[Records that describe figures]
+++++
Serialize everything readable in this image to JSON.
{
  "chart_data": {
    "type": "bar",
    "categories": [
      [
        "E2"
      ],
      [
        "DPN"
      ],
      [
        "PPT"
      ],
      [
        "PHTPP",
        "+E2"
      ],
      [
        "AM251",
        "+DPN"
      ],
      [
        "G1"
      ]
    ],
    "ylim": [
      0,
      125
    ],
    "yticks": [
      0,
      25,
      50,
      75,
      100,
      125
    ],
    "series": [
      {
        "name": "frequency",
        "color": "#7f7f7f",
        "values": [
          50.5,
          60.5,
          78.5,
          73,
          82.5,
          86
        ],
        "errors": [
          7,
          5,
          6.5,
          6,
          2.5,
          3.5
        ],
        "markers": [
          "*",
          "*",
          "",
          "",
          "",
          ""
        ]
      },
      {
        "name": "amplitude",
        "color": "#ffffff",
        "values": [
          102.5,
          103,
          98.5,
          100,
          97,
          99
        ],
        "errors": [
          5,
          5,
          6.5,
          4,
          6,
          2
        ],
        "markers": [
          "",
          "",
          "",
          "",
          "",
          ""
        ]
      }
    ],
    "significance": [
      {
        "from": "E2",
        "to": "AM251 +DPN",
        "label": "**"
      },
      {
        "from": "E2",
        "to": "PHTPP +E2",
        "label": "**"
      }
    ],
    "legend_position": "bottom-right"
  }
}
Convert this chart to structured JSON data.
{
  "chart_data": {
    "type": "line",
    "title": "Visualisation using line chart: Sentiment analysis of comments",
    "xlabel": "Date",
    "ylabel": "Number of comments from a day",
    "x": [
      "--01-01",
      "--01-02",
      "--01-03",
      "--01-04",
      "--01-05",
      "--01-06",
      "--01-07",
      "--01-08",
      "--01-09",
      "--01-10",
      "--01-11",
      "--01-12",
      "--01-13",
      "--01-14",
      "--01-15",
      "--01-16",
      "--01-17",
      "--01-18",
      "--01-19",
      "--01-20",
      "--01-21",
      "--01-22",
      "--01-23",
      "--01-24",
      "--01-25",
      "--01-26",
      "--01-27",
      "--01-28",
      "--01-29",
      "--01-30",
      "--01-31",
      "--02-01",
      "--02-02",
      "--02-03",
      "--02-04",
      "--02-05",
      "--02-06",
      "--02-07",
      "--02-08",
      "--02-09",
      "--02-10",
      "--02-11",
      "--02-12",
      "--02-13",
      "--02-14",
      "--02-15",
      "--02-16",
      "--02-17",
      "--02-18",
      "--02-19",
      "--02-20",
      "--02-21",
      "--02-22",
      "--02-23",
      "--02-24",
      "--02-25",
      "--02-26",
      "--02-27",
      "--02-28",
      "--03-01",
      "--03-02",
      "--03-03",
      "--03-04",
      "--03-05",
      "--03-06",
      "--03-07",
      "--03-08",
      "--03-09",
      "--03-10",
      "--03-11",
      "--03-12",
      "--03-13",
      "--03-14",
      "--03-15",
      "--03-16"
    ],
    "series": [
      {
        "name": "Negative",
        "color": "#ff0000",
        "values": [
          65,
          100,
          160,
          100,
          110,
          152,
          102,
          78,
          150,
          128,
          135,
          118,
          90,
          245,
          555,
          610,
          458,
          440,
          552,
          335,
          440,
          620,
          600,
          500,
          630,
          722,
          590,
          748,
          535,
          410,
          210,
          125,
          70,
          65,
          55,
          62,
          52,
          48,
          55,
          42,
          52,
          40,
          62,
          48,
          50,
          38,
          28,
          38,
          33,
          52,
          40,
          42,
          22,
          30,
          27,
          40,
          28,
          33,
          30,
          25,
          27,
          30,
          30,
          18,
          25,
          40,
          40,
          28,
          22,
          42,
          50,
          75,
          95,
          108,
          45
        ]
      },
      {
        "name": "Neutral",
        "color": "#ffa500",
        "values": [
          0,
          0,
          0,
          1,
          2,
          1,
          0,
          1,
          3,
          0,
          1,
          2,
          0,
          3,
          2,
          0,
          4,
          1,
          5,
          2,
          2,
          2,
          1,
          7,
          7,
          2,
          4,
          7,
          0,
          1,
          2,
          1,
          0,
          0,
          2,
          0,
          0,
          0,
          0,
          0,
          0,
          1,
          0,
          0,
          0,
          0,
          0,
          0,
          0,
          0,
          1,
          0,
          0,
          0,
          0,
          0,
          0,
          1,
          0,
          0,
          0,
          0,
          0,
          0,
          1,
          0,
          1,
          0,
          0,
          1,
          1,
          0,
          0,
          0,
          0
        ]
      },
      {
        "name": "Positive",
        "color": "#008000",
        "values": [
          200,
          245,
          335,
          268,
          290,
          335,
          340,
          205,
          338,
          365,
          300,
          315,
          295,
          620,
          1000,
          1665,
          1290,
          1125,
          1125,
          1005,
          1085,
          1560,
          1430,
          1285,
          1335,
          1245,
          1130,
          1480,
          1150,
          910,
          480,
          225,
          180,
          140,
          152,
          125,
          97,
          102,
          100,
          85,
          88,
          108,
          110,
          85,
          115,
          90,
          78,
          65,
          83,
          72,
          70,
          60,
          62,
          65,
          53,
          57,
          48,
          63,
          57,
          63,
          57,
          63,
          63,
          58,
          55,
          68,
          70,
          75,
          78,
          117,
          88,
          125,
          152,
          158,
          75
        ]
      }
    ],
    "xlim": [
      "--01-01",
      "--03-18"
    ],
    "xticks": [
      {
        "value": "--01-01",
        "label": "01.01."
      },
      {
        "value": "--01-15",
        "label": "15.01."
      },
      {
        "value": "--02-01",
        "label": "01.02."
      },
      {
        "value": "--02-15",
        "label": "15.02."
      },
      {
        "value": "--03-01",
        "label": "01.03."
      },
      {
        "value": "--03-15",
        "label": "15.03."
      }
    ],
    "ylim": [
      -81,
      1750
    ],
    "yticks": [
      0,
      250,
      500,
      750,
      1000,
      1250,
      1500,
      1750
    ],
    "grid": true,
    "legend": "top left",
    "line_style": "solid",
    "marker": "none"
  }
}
+++++
Retype the whole listing above exactly.

Serialize everything readable in this image to JSON.
{
  "chart_data": {
    "type": "bar",
    "categories": [
      [
        "E2"
      ],
      [
        "DPN"
      ],
      [
        "PPT"
      ],
      [
        "PHTPP",
        "+E2"
      ],
      [
        "AM251",
        "+DPN"
      ],
      [
        "G1"
      ]
    ],
    "ylim": [
      0,
      125
    ],
    "yticks": [
      0,
      25,
      50,
      75,
      100,
      125
    ],
    "series": [
      {
        "name": "frequency",
        "color": "#7f7f7f",
        "values": [
          50.5,
          60.5,
          78.5,
          73,
          82.5,
          86
        ],
        "errors": [
          7,
          5,
          6.5,
          6,
          2.5,
          3.5
        ],
        "markers": [
          "*",
          "*",
          "",
          "",
          "",
          ""
        ]
      },
      {
        "name": "amplitude",
        "color": "#ffffff",
        "values": [
          102.5,
          103,
          98.5,
          100,
          97,
          99
        ],
        "errors": [
          5,
          5,
          6.5,
          4,
          6,
          2
        ],
        "markers": [
          "",
          "",
          "",
          "",
          "",
          ""
        ]
      }
    ],
    "significance": [
      {
        "from": "E2",
        "to": "AM251 +DPN",
        "label": "**"
      },
      {
        "from": "E2",
        "to": "PHTPP +E2",
        "label": "**"
      }
    ],
    "legend_position": "bottom-right"
  }
}
Convert this chart to structured JSON data.
{
  "chart_data": {
    "type": "line",
    "title": "Visualisation using line chart: Sentiment analysis of comments",
    "xlabel": "Date",
    "ylabel": "Number of comments from a day",
    "x": [
      "--01-01",
      "--01-02",
      "--01-03",
      "--01-04",
      "--01-05",
      "--01-06",
      "--01-07",
      "--01-08",
      "--01-09",
      "--01-10",
      "--01-11",
      "--01-12",
      "--01-13",
      "--01-14",
      "--01-15",
      "--01-16",
      "--01-17",
      "--01-18",
      "--01-19",
      "--01-20",
      "--01-21",
      "--01-22",
      "--01-23",
      "--01-24",
      "--01-25",
      "--01-26",
      "--01-27",
      "--01-28",
      "--01-29",
      "--01-30",
      "--01-31",
      "--02-01",
      "--02-02",
      "--02-03",
      "--02-04",
      "--02-05",
      "--02-06",
      "--02-07",
      "--02-08",
      "--02-09",
      "--02-10",
      "--02-11",
      "--02-12",
      "--02-13",
      "--02-14",
      "--02-15",
      "--02-16",
      "--02-17",
      "--02-18",
      "--02-19",
      "--02-20",
      "--02-21",
      "--02-22",
      "--02-23",
      "--02-24",
      "--02-25",
      "--02-26",
      "--02-27",
      "--02-28",
      "--03-01",
      "--03-02",
      "--03-03",
      "--03-04",
      "--03-05",
      "--03-06",
      "--03-07",
      "--03-08",
      "--03-09",
      "--03-10",
      "--03-11",
      "--03-12",
      "--03-13",
      "--03-14",
      "--03-15",
      "--03-16"
    ],
    "series": [
      {
        "name": "Negative",
        "color": "#ff0000",
        "values": [
          65,
          100,
          160,
          100,
          110,
          152,
          102,
          78,
          150,
          128,
          135,
          118,
          90,
          245,
          555,
          610,
          458,
          440,
          552,
          335,
          440,
          620,
          600,
          500,
          630,
          722,
          590,
          748,
          535,
          410,
          210,
          125,
          70,
          65,
          55,
          62,
          52,
          48,
          55,
          42,
          52,
          40,
          62,
          48,
          50,
          38,
          28,
          38,
          33,
          52,
          40,
          42,
          22,
          30,
          27,
          40,
          28,
          33,
          30,
          25,
          27,
          30,
          30,
          18,
          25,
          40,
          40,
          28,
          22,
          42,
          50,
          75,
          95,
          108,
          45
        ]
      },
      {
        "name": "Neutral",
        "color": "#ffa500",
        "values": [
          0,
          0,
          0,
          1,
          2,
          1,
          0,
          1,
          3,
          0,
          1,
          2,
          0,
          3,
          2,
          0,
          4,
          1,
          5,
          2,
          2,
          2,
          1,
          7,
          7,
          2,
          4,
          7,
          0,
          1,
          2,
          1,
          0,
          0,
          2,
          0,
          0,
          0,
          0,
          0,
          0,
          1,
          0,
          0,
          0,
          0,
          0,
          0,
          0,
          0,
          1,
          0,
          0,
          0,
          0,
          0,
          0,
          1,
          0,
          0,
          0,
          0,
          0,
          0,
          1,
          0,
          1,
          0,
          0,
          1,
          1,
          0,
          0,
          0,
          0
        ]
      },
      {
        "name": "Positive",
        "color": "#008000",
        "values": [
          200,
          245,
          335,
          268,
          290,
          335,
          340,
          205,
          338,
          365,
          300,
          315,
          295,
          620,
          1000,
          1665,
          1290,
          1125,
          1125,
          1005,
          1085,
          1560,
          1430,
          1285,
          1335,
          1245,
          1130,
          1480,
          1150,
          910,
          480,
          225,
          180,
          140,
          152,
          125,
          97,
          102,
          100,
          85,
          88,
          108,
          110,
          85,
          115,
          90,
          78,
          65,
          83,
          72,
          70,
          60,
          62,
          65,
          53,
          57,
          48,
          63,
          57,
          63,
          57,
          63,
          63,
          58,
          55,
          68,
          70,
          75,
          78,
          117,
          88,
          125,
          152,
          158,
          75
        ]
      }
    ],
    "xlim": [
      "--01-01",
      "--03-18"
    ],
    "xticks": [
      {
        "value": "--01-01",
        "label": "01.01."
      },
      {
        "value": "--01-15",
        "label": "15.01."
      },
      {
        "value": "--02-01",
        "label": "01.02."
      },
      {
        "value": "--02-15",
        "label": "15.02."
      },
      {
        "value": "--03-01",
        "label": "01.03."
      },
      {
        "value": "--03-15",
        "label": "15.03."
      }
    ],
    "ylim": [
      -81,
      1750
    ],
    "yticks": [
      0,
      250,
      500,
      750,
      1000,
      1250,
      1500,
      1750
    ],
    "grid": true,
    "legend": "top left",
    "line_style": "solid",
    "marker": "none"
  }
}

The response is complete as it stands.